Objective
Say how many lines hold the string "Fully"; please write nothing but the number.

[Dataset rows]
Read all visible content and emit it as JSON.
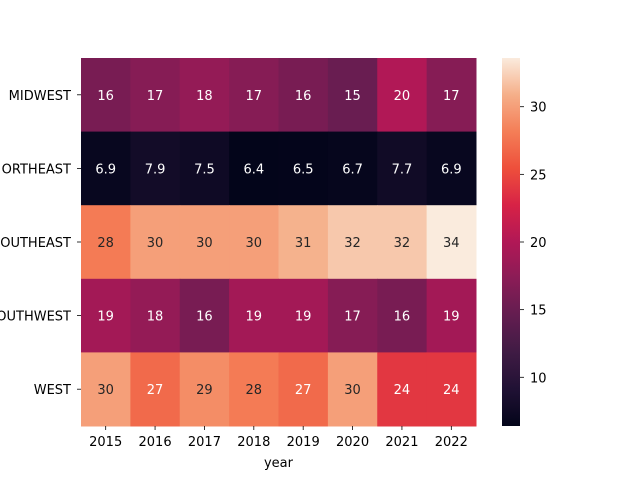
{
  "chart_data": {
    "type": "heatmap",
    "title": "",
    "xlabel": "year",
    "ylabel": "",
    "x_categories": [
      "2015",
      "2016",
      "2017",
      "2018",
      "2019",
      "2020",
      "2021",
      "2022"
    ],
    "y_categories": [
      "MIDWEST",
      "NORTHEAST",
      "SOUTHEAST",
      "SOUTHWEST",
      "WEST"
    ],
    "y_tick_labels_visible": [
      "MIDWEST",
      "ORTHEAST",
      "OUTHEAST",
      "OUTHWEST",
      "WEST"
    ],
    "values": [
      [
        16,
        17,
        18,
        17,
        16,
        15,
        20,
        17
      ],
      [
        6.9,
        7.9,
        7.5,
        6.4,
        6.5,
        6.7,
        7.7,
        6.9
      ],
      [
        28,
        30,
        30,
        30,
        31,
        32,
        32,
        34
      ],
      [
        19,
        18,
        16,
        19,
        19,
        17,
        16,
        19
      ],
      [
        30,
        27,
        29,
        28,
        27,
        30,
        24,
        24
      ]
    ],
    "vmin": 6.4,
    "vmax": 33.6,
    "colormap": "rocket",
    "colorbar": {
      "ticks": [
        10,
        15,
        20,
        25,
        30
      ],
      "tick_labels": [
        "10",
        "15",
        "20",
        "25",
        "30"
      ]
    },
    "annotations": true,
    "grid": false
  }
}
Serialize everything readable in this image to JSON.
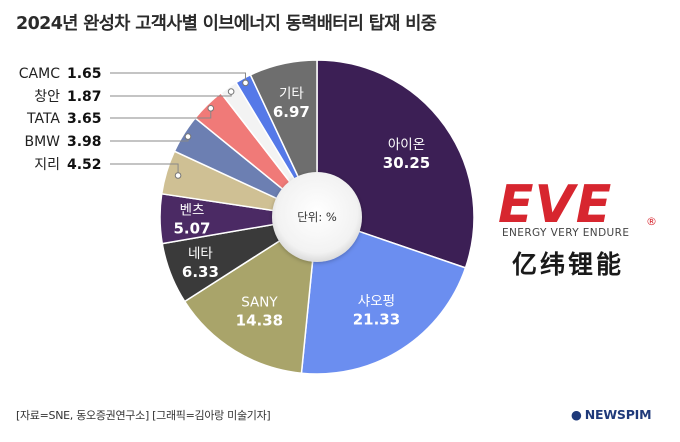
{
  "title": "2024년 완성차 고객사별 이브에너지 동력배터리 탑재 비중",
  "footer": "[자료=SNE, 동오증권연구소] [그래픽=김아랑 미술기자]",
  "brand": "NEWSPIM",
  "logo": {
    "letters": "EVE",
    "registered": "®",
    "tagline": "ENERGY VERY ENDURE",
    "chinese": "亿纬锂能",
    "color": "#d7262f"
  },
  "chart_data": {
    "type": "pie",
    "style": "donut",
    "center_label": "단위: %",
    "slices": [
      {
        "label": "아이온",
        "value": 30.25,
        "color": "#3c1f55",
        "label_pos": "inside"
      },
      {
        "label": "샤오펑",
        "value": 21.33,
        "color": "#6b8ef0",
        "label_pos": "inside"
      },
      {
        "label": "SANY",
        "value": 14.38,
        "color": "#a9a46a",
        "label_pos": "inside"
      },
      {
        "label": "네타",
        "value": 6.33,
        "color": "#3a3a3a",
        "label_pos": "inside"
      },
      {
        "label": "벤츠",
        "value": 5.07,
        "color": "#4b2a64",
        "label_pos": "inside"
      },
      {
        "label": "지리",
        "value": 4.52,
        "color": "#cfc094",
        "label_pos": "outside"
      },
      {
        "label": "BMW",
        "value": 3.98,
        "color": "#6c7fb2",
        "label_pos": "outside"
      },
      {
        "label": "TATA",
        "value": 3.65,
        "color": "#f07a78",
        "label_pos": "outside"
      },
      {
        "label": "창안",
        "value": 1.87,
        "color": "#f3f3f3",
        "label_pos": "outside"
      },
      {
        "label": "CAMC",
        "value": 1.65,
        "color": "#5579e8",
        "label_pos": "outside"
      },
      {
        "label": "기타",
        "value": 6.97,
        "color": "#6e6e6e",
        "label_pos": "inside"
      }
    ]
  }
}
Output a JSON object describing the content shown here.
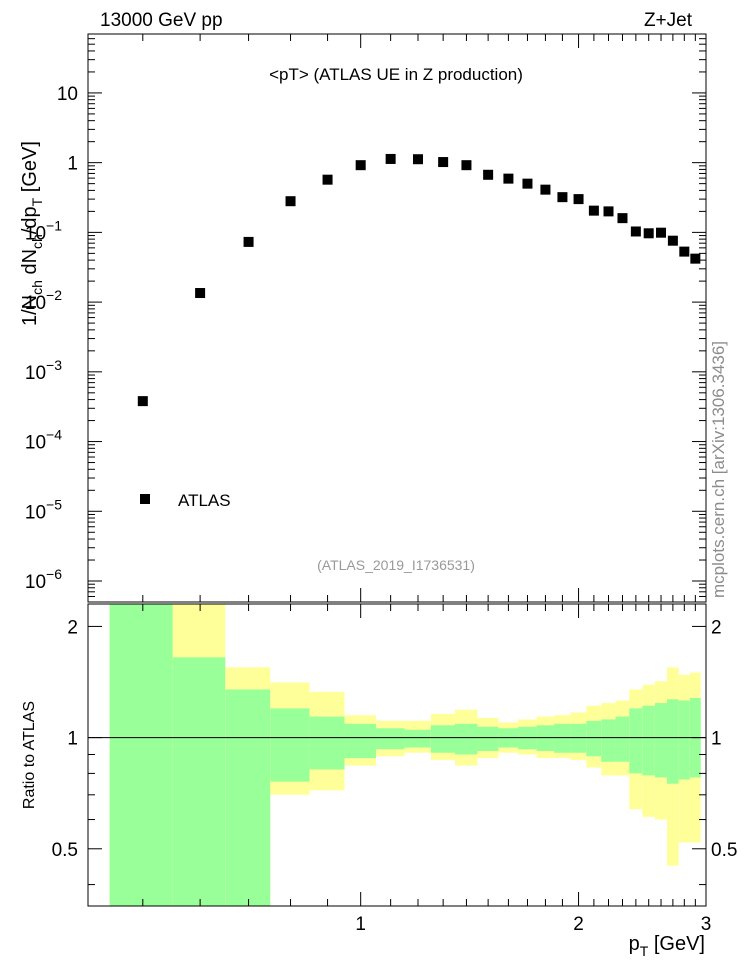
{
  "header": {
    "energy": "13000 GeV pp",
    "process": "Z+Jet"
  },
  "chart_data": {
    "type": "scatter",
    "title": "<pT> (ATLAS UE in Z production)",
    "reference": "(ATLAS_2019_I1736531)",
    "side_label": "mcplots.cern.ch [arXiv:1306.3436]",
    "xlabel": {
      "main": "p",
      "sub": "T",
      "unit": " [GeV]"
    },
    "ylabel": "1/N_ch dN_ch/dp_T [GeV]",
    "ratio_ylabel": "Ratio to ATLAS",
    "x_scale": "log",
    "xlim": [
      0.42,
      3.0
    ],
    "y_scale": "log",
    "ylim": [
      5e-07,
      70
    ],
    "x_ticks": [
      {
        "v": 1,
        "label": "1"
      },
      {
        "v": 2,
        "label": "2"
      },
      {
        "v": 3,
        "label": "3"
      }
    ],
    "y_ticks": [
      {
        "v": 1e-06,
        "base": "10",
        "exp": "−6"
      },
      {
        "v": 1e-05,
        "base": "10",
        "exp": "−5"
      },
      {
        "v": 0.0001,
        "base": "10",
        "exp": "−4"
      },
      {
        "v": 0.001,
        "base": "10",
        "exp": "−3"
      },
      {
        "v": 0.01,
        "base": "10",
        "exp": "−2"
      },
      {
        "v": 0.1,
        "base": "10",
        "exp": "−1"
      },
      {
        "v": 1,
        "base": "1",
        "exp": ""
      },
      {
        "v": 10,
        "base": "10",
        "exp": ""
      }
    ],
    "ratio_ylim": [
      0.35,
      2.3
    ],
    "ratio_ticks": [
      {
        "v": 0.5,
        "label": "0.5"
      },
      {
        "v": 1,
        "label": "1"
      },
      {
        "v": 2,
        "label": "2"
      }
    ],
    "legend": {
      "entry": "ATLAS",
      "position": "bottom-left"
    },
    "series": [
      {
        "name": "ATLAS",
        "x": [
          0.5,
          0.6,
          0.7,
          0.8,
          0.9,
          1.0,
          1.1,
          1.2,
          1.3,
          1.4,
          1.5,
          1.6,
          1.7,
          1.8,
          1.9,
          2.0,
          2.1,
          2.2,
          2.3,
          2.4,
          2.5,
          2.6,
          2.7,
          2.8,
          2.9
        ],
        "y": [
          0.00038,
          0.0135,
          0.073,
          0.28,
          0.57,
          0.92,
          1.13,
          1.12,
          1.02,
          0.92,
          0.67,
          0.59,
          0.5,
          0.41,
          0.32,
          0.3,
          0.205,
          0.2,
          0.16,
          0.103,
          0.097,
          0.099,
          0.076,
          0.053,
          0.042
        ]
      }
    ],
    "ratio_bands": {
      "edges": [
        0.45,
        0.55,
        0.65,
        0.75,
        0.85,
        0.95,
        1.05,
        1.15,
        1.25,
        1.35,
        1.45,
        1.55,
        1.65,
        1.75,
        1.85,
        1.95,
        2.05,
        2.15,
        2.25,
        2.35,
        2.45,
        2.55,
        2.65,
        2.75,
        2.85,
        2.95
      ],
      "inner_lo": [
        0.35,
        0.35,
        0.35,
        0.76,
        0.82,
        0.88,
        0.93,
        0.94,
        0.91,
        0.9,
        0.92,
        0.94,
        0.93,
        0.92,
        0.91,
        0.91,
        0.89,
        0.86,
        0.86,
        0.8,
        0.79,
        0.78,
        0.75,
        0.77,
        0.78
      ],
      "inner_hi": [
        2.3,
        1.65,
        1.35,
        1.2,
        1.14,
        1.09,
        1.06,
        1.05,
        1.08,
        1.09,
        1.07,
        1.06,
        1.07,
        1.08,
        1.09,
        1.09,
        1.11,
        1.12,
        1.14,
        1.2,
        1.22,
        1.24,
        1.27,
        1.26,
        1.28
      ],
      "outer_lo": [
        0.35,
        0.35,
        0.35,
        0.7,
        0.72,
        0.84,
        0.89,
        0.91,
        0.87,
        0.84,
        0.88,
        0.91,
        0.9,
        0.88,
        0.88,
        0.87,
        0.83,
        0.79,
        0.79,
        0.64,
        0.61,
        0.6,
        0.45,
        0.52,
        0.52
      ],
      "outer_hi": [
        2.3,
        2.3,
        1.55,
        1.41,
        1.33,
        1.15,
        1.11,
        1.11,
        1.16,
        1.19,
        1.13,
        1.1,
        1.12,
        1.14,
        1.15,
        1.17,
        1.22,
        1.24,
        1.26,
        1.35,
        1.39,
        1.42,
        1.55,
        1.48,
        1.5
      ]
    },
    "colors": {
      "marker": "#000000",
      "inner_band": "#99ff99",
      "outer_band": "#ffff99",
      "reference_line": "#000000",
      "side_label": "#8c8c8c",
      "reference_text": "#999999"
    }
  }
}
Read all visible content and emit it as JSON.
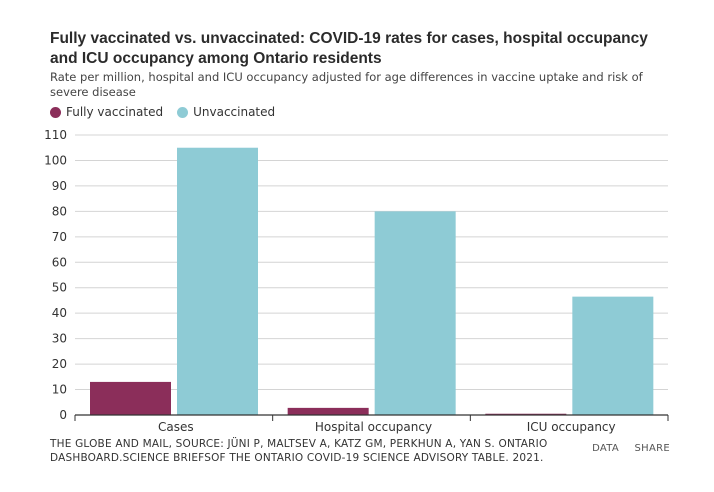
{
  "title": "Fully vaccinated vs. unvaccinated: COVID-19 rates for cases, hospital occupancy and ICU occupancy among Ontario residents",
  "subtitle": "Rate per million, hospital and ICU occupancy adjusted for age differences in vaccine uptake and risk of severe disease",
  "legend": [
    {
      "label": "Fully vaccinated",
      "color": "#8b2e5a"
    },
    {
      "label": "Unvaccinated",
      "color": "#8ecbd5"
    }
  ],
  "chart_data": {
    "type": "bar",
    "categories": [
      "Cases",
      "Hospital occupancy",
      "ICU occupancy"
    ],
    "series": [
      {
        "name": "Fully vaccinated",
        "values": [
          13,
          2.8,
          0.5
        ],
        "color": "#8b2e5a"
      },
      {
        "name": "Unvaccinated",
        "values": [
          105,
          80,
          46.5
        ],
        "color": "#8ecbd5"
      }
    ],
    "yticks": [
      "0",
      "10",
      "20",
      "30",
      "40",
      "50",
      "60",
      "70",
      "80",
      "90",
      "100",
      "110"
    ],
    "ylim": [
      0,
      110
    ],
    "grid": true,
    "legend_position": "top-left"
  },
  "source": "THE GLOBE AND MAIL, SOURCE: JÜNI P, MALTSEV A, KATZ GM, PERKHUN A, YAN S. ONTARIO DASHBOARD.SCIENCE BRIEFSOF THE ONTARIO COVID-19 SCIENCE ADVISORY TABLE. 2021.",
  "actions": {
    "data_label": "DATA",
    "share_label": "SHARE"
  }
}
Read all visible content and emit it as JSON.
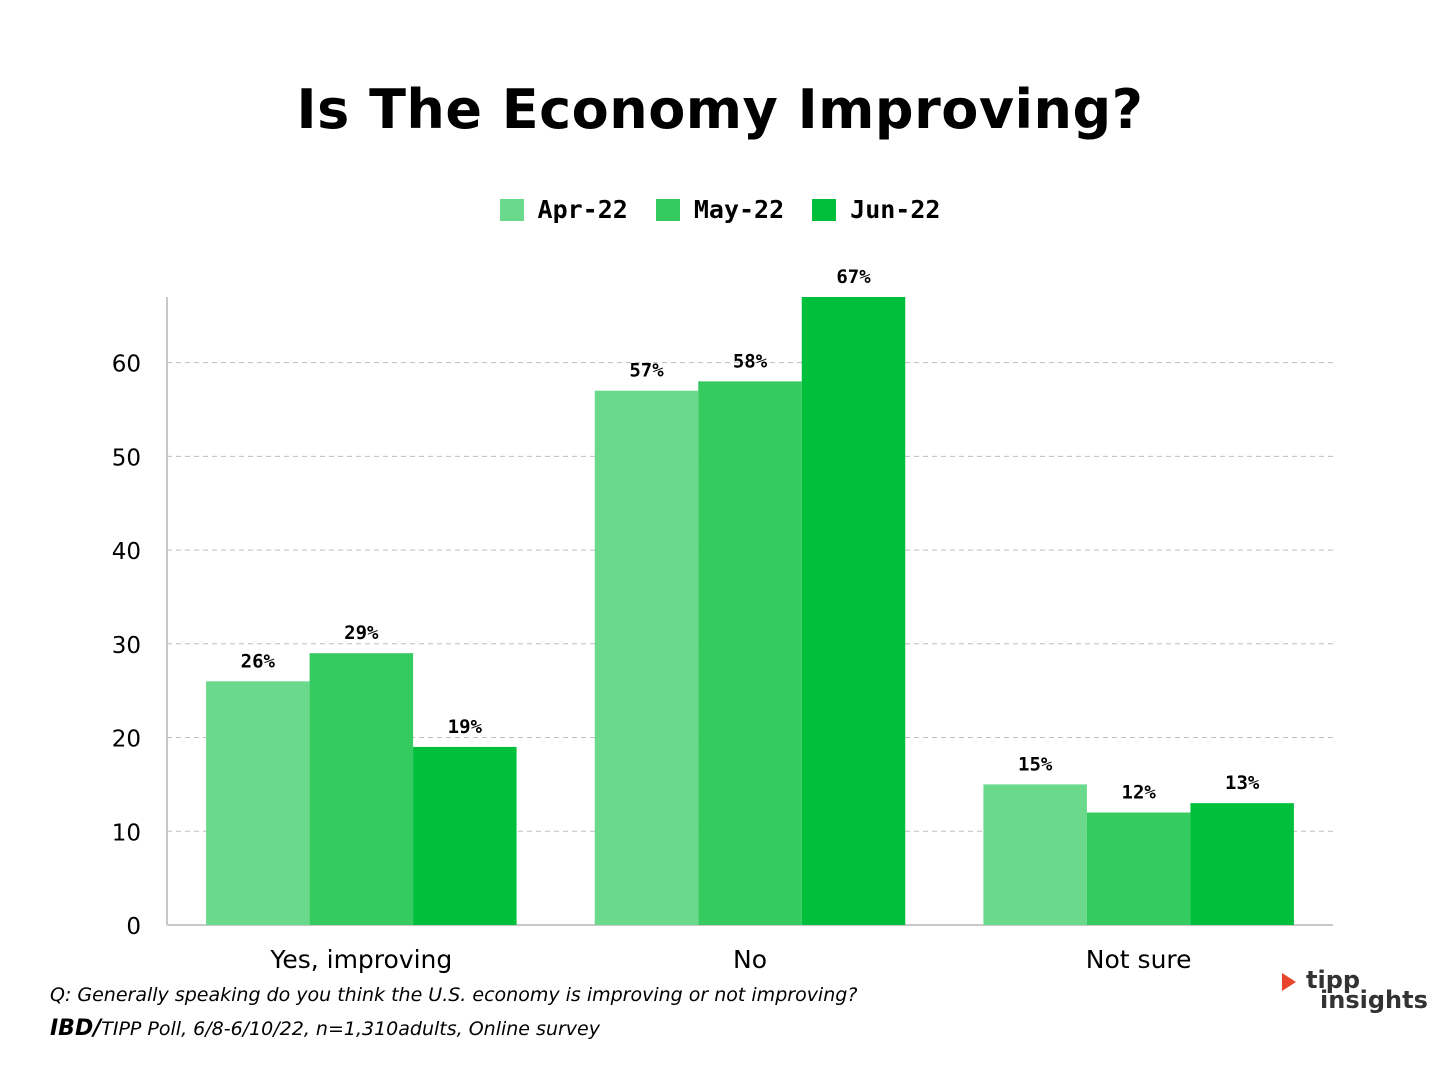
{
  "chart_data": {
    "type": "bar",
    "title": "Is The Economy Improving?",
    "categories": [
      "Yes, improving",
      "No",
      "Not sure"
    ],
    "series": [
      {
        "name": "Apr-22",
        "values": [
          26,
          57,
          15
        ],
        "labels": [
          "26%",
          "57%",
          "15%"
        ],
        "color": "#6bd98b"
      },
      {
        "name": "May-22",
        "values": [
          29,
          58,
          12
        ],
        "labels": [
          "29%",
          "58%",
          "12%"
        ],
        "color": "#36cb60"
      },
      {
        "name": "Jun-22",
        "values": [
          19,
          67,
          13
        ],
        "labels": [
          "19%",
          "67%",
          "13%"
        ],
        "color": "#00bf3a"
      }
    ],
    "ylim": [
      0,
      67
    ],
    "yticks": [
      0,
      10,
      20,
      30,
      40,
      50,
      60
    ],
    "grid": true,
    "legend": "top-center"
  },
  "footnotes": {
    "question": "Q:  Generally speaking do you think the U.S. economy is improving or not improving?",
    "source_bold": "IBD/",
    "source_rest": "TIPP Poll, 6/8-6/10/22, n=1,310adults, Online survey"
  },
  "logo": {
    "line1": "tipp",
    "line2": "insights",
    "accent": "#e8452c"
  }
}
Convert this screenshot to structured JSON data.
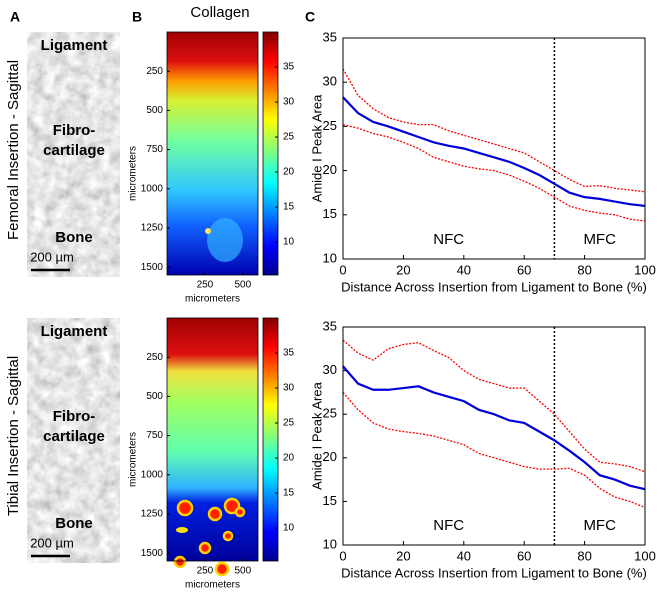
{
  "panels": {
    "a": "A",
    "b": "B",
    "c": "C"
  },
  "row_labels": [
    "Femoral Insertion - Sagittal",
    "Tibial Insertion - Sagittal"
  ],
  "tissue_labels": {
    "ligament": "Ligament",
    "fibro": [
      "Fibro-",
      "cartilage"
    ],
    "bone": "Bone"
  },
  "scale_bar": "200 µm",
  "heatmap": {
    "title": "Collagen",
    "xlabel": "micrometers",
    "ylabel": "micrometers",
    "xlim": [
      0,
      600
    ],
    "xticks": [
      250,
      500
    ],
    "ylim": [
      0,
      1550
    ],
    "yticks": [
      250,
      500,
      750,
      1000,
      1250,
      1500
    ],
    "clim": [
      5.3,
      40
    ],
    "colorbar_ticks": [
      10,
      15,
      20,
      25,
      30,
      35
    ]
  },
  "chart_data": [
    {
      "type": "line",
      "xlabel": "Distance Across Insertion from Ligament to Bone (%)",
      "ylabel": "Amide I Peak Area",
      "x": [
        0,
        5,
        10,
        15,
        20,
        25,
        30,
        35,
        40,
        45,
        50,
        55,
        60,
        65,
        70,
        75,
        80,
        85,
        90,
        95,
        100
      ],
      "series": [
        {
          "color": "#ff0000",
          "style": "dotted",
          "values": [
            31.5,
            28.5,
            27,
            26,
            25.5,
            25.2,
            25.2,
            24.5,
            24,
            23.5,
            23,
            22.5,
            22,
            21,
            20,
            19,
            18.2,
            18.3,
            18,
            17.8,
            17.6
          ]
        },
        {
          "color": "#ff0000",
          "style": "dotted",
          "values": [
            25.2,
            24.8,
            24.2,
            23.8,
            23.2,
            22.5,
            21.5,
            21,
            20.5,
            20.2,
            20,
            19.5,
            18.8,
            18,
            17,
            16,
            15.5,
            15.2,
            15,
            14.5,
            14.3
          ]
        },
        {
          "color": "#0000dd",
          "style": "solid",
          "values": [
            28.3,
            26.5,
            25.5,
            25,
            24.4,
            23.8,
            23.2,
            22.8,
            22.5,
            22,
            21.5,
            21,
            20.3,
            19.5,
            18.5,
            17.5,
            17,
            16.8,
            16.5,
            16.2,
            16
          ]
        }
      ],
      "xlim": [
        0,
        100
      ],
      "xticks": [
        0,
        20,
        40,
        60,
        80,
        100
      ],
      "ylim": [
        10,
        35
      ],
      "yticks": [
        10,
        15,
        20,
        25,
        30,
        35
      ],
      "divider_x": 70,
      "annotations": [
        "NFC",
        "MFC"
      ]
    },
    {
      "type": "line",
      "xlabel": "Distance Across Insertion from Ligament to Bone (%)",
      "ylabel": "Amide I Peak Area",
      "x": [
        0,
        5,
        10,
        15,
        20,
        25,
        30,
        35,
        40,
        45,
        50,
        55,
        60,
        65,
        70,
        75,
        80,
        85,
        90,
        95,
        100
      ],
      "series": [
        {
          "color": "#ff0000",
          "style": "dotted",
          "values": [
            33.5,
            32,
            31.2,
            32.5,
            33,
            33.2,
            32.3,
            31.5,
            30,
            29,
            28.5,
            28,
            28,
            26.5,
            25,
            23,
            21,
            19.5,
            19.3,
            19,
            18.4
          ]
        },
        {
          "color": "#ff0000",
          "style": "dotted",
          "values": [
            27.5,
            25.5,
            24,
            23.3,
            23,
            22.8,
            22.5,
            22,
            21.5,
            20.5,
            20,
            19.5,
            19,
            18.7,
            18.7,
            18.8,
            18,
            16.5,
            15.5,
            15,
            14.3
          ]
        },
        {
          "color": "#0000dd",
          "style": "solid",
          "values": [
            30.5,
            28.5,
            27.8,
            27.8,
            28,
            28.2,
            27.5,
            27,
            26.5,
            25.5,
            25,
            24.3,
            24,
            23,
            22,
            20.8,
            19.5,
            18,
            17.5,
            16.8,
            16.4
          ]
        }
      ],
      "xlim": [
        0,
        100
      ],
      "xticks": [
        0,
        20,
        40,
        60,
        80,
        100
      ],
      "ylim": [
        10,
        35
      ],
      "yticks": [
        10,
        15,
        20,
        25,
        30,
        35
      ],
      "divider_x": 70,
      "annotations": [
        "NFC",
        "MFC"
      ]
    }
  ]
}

Response
3